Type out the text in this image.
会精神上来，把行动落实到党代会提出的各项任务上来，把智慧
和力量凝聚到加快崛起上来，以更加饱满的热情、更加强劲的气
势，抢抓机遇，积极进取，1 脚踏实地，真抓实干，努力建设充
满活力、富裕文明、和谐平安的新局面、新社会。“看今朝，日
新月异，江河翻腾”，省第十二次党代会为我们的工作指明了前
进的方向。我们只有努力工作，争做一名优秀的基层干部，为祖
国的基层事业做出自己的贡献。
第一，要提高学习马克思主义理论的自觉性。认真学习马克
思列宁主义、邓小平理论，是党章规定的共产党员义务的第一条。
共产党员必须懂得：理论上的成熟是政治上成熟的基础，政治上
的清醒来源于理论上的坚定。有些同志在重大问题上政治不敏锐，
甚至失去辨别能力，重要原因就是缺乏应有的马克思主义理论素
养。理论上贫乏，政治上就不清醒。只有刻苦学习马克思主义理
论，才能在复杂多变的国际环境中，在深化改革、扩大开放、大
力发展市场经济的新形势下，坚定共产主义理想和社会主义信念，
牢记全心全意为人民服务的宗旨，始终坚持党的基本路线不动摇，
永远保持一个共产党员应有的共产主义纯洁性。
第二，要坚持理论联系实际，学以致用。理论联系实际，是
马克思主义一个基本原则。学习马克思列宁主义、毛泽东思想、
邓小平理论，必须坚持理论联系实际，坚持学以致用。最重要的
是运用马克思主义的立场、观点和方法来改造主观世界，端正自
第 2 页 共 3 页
______________________________
Review the material and copy each line in which the word "邓小平理论" appears.

思列宁主义、邓小平理论，是党章规定的共产党员义务的第一条。
邓小平理论，必须坚持理论联系实际，坚持学以致用。最重要的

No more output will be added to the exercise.